[Rows taken from a layout dataset]
────────────────

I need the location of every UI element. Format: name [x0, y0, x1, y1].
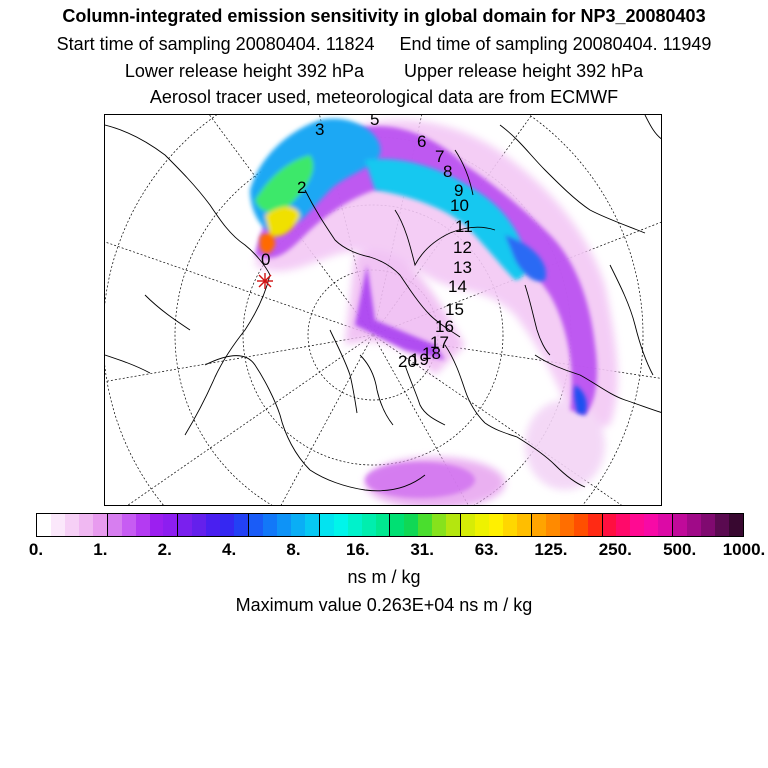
colorbar-swatch — [192, 514, 207, 536]
day-label: 10 — [450, 196, 469, 215]
day-label: 0 — [261, 250, 270, 269]
colorbar-swatch — [475, 514, 489, 536]
lower-release-height: Lower release height 392 hPa — [124, 61, 364, 81]
colorbar-swatch — [446, 514, 462, 536]
day-label: 16 — [435, 317, 454, 336]
colorbar-swatch — [178, 514, 193, 536]
colorbar-tick-label: 16. — [345, 540, 370, 559]
colorbar-swatch — [50, 514, 65, 536]
colorbar-tick-label: 1000. — [722, 540, 766, 559]
day-label: 19 — [410, 350, 429, 369]
day-label: 2 — [297, 178, 306, 197]
colorbar-swatch — [404, 514, 419, 536]
colorbar-swatch — [78, 514, 93, 536]
colorbar — [36, 513, 744, 537]
colorbar-tick-label: 250. — [598, 540, 632, 559]
colorbar-swatch — [319, 514, 334, 536]
colorbar-swatch — [644, 514, 659, 536]
colorbar-swatch — [263, 514, 277, 536]
colorbar-swatch — [135, 514, 150, 536]
colorbar-swatch — [630, 514, 645, 536]
release-height-row: Lower release height 392 hPa Upper relea… — [0, 61, 768, 82]
colorbar-swatch — [149, 514, 164, 536]
colorbar-tick-label: 125. — [534, 540, 568, 559]
colorbar-swatch — [616, 514, 631, 536]
colorbar-swatch — [206, 514, 221, 536]
colorbar-swatch — [390, 514, 405, 536]
colorbar-swatch — [587, 514, 603, 536]
sampling-time-row: Start time of sampling 20080404. 11824 E… — [0, 34, 768, 55]
day-label: 3 — [315, 120, 324, 139]
colorbar-tick-label: 63. — [474, 540, 499, 559]
tracer-info: Aerosol tracer used, meteorological data… — [149, 87, 619, 107]
colorbar-tick-label: 31. — [410, 540, 434, 559]
colorbar-swatch — [107, 514, 122, 536]
colorbar-swatch — [728, 514, 743, 536]
colorbar-tick-label: 1. — [93, 540, 108, 559]
day-label: 8 — [443, 162, 452, 181]
colorbar-tick-label: 2. — [157, 540, 172, 559]
colorbar-swatch — [361, 514, 376, 536]
colorbar-tick-label: 0. — [28, 540, 44, 559]
colorbar-swatch — [658, 514, 674, 536]
colorbar-swatch — [502, 514, 517, 536]
colorbar-unit: ns m / kg — [347, 567, 421, 587]
colorbar-tick-label: 500. — [663, 540, 697, 559]
day-label: 6 — [417, 132, 426, 151]
colorbar-swatch — [673, 514, 688, 536]
day-label: 14 — [448, 277, 467, 296]
colorbar-swatch — [121, 514, 136, 536]
colorbar-swatch — [418, 514, 433, 536]
colorbar-tick-label: 8. — [286, 540, 301, 559]
day-label: 12 — [453, 238, 472, 257]
colorbar-swatch — [559, 514, 574, 536]
release-point-star-icon — [257, 273, 273, 289]
trajectory-labels: 3 5 6 7 8 9 10 11 12 13 14 15 16 2 0 17 … — [261, 115, 473, 371]
day-label: 5 — [370, 115, 379, 129]
colorbar-swatch — [602, 514, 617, 536]
colorbar-swatch — [687, 514, 702, 536]
colorbar-swatch — [375, 514, 391, 536]
day-label: 20 — [398, 352, 417, 371]
colorbar-swatch — [489, 514, 503, 536]
colorbar-swatch — [220, 514, 235, 536]
colorbar-swatch — [715, 514, 729, 536]
day-label: 13 — [453, 258, 472, 277]
day-label: 18 — [422, 344, 441, 363]
colorbar-swatch — [234, 514, 250, 536]
colorbar-swatch — [64, 514, 79, 536]
day-label: 7 — [435, 147, 444, 166]
colorbar-swatch — [432, 514, 447, 536]
day-label: 17 — [430, 333, 449, 352]
plot-title: Column-integrated emission sensitivity i… — [62, 6, 706, 26]
upper-release-height: Upper release height 392 hPa — [404, 61, 644, 81]
colorbar-swatch — [531, 514, 546, 536]
colorbar-swatch — [163, 514, 179, 536]
colorbar-swatch — [701, 514, 715, 536]
day-label: 15 — [445, 300, 464, 319]
colorbar-swatch — [573, 514, 588, 536]
colorbar-swatch — [304, 514, 320, 536]
colorbar-swatch — [92, 514, 108, 536]
day-label: 11 — [455, 217, 473, 236]
coastlines — [105, 115, 661, 492]
colorbar-swatch — [290, 514, 305, 536]
colorbar-swatch — [249, 514, 263, 536]
plume-medium — [255, 126, 597, 498]
emission-sensitivity-map: 3 5 6 7 8 9 10 11 12 13 14 15 16 2 0 17 … — [104, 114, 662, 506]
maximum-value: Maximum value 0.263E+04 ns m / kg — [235, 595, 533, 615]
plume-core — [250, 118, 587, 415]
day-label: 9 — [454, 181, 463, 200]
colorbar-swatch — [545, 514, 560, 536]
end-time: End time of sampling 20080404. 11949 — [399, 34, 712, 54]
colorbar-swatch — [276, 514, 291, 536]
colorbar-swatch — [347, 514, 362, 536]
map-canvas: 3 5 6 7 8 9 10 11 12 13 14 15 16 2 0 17 … — [105, 115, 661, 505]
colorbar-swatch — [461, 514, 476, 536]
colorbar-swatch — [333, 514, 348, 536]
colorbar-swatch — [516, 514, 532, 536]
colorbar-swatch — [37, 514, 51, 536]
start-time: Start time of sampling 20080404. 11824 — [56, 34, 375, 54]
colorbar-tick-label: 4. — [221, 540, 237, 559]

────────────────

_Description of the task:_
Reproduce every item above line for line and without alteration, omitting the pictures.

_Correct result:_
I need the location of every UI element. Format: name [x0, y0, x1, y1].
colorbar-swatch — [192, 514, 207, 536]
day-label: 10 — [450, 196, 469, 215]
day-label: 0 — [261, 250, 270, 269]
colorbar-swatch — [475, 514, 489, 536]
lower-release-height: Lower release height 392 hPa — [124, 61, 364, 81]
colorbar-swatch — [446, 514, 462, 536]
day-label: 16 — [435, 317, 454, 336]
colorbar-swatch — [178, 514, 193, 536]
colorbar-tick-label: 16. — [345, 540, 370, 559]
colorbar-swatch — [50, 514, 65, 536]
colorbar-tick-label: 1000. — [722, 540, 766, 559]
day-label: 19 — [410, 350, 429, 369]
day-label: 2 — [297, 178, 306, 197]
colorbar-swatch — [404, 514, 419, 536]
colorbar-swatch — [78, 514, 93, 536]
colorbar — [36, 513, 744, 537]
colorbar-tick-label: 250. — [598, 540, 632, 559]
colorbar-swatch — [319, 514, 334, 536]
colorbar-swatch — [644, 514, 659, 536]
colorbar-swatch — [263, 514, 277, 536]
colorbar-swatch — [135, 514, 150, 536]
colorbar-swatch — [630, 514, 645, 536]
release-height-row: Lower release height 392 hPa Upper relea… — [0, 61, 768, 82]
colorbar-swatch — [149, 514, 164, 536]
colorbar-tick-label: 125. — [534, 540, 568, 559]
colorbar-swatch — [616, 514, 631, 536]
colorbar-swatch — [206, 514, 221, 536]
colorbar-swatch — [390, 514, 405, 536]
colorbar-swatch — [587, 514, 603, 536]
sampling-time-row: Start time of sampling 20080404. 11824 E… — [0, 34, 768, 55]
day-label: 3 — [315, 120, 324, 139]
colorbar-tick-label: 63. — [474, 540, 499, 559]
tracer-info: Aerosol tracer used, meteorological data… — [149, 87, 619, 107]
colorbar-tick-label: 31. — [410, 540, 434, 559]
colorbar-swatch — [107, 514, 122, 536]
colorbar-swatch — [728, 514, 743, 536]
colorbar-tick-label: 1. — [93, 540, 108, 559]
day-label: 8 — [443, 162, 452, 181]
colorbar-tick-label: 2. — [157, 540, 172, 559]
colorbar-swatch — [361, 514, 376, 536]
colorbar-tick-label: 0. — [28, 540, 44, 559]
colorbar-swatch — [658, 514, 674, 536]
colorbar-swatch — [502, 514, 517, 536]
colorbar-unit: ns m / kg — [347, 567, 421, 587]
colorbar-tick-label: 500. — [663, 540, 697, 559]
day-label: 6 — [417, 132, 426, 151]
colorbar-swatch — [673, 514, 688, 536]
day-label: 14 — [448, 277, 467, 296]
colorbar-swatch — [121, 514, 136, 536]
colorbar-swatch — [418, 514, 433, 536]
colorbar-tick-label: 8. — [286, 540, 301, 559]
day-label: 12 — [453, 238, 472, 257]
colorbar-swatch — [559, 514, 574, 536]
release-point-star-icon — [257, 273, 273, 289]
trajectory-labels: 3 5 6 7 8 9 10 11 12 13 14 15 16 2 0 17 … — [261, 115, 473, 371]
day-label: 5 — [370, 115, 379, 129]
colorbar-swatch — [602, 514, 617, 536]
colorbar-swatch — [687, 514, 702, 536]
colorbar-swatch — [375, 514, 391, 536]
day-label: 20 — [398, 352, 417, 371]
colorbar-swatch — [489, 514, 503, 536]
colorbar-swatch — [220, 514, 235, 536]
colorbar-swatch — [715, 514, 729, 536]
day-label: 13 — [453, 258, 472, 277]
day-label: 18 — [422, 344, 441, 363]
colorbar-swatch — [234, 514, 250, 536]
colorbar-swatch — [64, 514, 79, 536]
day-label: 7 — [435, 147, 444, 166]
colorbar-swatch — [432, 514, 447, 536]
day-label: 17 — [430, 333, 449, 352]
plot-title: Column-integrated emission sensitivity i… — [62, 6, 706, 26]
upper-release-height: Upper release height 392 hPa — [404, 61, 644, 81]
colorbar-swatch — [531, 514, 546, 536]
colorbar-swatch — [163, 514, 179, 536]
colorbar-swatch — [701, 514, 715, 536]
day-label: 15 — [445, 300, 464, 319]
colorbar-swatch — [573, 514, 588, 536]
colorbar-swatch — [304, 514, 320, 536]
colorbar-swatch — [92, 514, 108, 536]
day-label: 11 — [455, 217, 473, 236]
coastlines — [105, 115, 661, 492]
colorbar-swatch — [290, 514, 305, 536]
colorbar-swatch — [249, 514, 263, 536]
plume-medium — [255, 126, 597, 498]
emission-sensitivity-map: 3 5 6 7 8 9 10 11 12 13 14 15 16 2 0 17 … — [104, 114, 662, 506]
maximum-value: Maximum value 0.263E+04 ns m / kg — [235, 595, 533, 615]
plume-core — [250, 118, 587, 415]
day-label: 9 — [454, 181, 463, 200]
colorbar-swatch — [545, 514, 560, 536]
end-time: End time of sampling 20080404. 11949 — [399, 34, 712, 54]
colorbar-swatch — [276, 514, 291, 536]
colorbar-swatch — [347, 514, 362, 536]
map-canvas: 3 5 6 7 8 9 10 11 12 13 14 15 16 2 0 17 … — [105, 115, 661, 505]
colorbar-swatch — [461, 514, 476, 536]
colorbar-swatch — [333, 514, 348, 536]
colorbar-swatch — [516, 514, 532, 536]
colorbar-swatch — [37, 514, 51, 536]
start-time: Start time of sampling 20080404. 11824 — [56, 34, 375, 54]
colorbar-tick-label: 4. — [221, 540, 237, 559]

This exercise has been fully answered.